┌──

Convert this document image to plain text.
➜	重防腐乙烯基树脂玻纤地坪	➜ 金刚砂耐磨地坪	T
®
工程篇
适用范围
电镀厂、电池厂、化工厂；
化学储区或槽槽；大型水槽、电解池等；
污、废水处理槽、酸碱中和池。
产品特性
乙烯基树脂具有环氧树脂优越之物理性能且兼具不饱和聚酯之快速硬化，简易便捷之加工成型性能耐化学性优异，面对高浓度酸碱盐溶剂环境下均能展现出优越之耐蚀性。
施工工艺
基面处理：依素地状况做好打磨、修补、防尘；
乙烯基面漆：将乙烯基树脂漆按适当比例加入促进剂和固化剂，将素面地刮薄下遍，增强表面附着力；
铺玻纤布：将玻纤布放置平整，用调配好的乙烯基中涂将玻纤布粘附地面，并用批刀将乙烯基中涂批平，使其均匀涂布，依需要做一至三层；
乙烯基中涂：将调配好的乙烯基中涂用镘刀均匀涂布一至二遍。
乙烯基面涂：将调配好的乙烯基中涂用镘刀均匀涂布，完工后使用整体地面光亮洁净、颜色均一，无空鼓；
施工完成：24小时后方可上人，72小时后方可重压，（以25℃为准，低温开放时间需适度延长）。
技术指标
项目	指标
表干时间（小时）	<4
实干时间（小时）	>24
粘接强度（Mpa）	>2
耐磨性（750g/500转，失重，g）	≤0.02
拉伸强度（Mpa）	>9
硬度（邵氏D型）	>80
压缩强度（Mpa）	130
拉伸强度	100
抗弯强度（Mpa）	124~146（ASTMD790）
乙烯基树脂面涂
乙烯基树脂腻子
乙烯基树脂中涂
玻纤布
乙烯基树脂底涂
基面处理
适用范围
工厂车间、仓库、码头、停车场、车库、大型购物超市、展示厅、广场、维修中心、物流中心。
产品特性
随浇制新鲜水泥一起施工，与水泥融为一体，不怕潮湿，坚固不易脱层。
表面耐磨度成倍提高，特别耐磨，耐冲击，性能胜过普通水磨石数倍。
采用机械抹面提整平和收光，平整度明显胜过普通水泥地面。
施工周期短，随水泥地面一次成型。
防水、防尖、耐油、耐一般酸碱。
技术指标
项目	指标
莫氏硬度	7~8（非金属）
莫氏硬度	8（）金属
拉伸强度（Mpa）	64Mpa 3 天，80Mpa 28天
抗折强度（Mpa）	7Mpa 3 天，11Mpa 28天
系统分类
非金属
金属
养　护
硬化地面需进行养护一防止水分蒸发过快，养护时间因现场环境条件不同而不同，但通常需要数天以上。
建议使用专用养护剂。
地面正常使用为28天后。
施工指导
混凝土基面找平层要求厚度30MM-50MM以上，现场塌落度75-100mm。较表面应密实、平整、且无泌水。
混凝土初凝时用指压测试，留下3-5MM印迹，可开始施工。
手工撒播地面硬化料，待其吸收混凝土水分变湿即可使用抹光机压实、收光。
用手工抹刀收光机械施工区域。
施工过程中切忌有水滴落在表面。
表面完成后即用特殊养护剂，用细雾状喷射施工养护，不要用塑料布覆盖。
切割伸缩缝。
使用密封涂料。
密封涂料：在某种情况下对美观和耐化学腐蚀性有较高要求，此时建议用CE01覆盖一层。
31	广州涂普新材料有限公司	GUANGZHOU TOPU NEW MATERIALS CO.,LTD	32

└──

== Stated exercise ==
From the records above, extract each line exactly as shown.

== Complete answer ==
Convert this document image to plain text.
➜	重防腐乙烯基树脂玻纤地坪	➜ 金刚砂耐磨地坪	T
®
工程篇
适用范围
电镀厂、电池厂、化工厂；
化学储区或槽槽；大型水槽、电解池等；
污、废水处理槽、酸碱中和池。
产品特性
乙烯基树脂具有环氧树脂优越之物理性能且兼具不饱和聚酯之快速硬化，简易便捷之加工成型性能耐化学性优异，面对高浓度酸碱盐溶剂环境下均能展现出优越之耐蚀性。
施工工艺
基面处理：依素地状况做好打磨、修补、防尘；
乙烯基面漆：将乙烯基树脂漆按适当比例加入促进剂和固化剂，将素面地刮薄下遍，增强表面附着力；
铺玻纤布：将玻纤布放置平整，用调配好的乙烯基中涂将玻纤布粘附地面，并用批刀将乙烯基中涂批平，使其均匀涂布，依需要做一至三层；
乙烯基中涂：将调配好的乙烯基中涂用镘刀均匀涂布一至二遍。
乙烯基面涂：将调配好的乙烯基中涂用镘刀均匀涂布，完工后使用整体地面光亮洁净、颜色均一，无空鼓；
施工完成：24小时后方可上人，72小时后方可重压，（以25℃为准，低温开放时间需适度延长）。
技术指标
项目	指标
表干时间（小时）	<4
实干时间（小时）	>24
粘接强度（Mpa）	>2
耐磨性（750g/500转，失重，g）	≤0.02
拉伸强度（Mpa）	>9
硬度（邵氏D型）	>80
压缩强度（Mpa）	130
拉伸强度	100
抗弯强度（Mpa）	124~146（ASTMD790）
乙烯基树脂面涂
乙烯基树脂腻子
乙烯基树脂中涂
玻纤布
乙烯基树脂底涂
基面处理
适用范围
工厂车间、仓库、码头、停车场、车库、大型购物超市、展示厅、广场、维修中心、物流中心。
产品特性
随浇制新鲜水泥一起施工，与水泥融为一体，不怕潮湿，坚固不易脱层。
表面耐磨度成倍提高，特别耐磨，耐冲击，性能胜过普通水磨石数倍。
采用机械抹面提整平和收光，平整度明显胜过普通水泥地面。
施工周期短，随水泥地面一次成型。
防水、防尖、耐油、耐一般酸碱。
技术指标
项目	指标
莫氏硬度	7~8（非金属）
莫氏硬度	8（）金属
拉伸强度（Mpa）	64Mpa 3 天，80Mpa 28天
抗折强度（Mpa）	7Mpa 3 天，11Mpa 28天
系统分类
非金属
金属
养　护
硬化地面需进行养护一防止水分蒸发过快，养护时间因现场环境条件不同而不同，但通常需要数天以上。
建议使用专用养护剂。
地面正常使用为28天后。
施工指导
混凝土基面找平层要求厚度30MM-50MM以上，现场塌落度75-100mm。较表面应密实、平整、且无泌水。
混凝土初凝时用指压测试，留下3-5MM印迹，可开始施工。
手工撒播地面硬化料，待其吸收混凝土水分变湿即可使用抹光机压实、收光。
用手工抹刀收光机械施工区域。
施工过程中切忌有水滴落在表面。
表面完成后即用特殊养护剂，用细雾状喷射施工养护，不要用塑料布覆盖。
切割伸缩缝。
使用密封涂料。
密封涂料：在某种情况下对美观和耐化学腐蚀性有较高要求，此时建议用CE01覆盖一层。
31	广州涂普新材料有限公司	GUANGZHOU TOPU NEW MATERIALS CO.,LTD	32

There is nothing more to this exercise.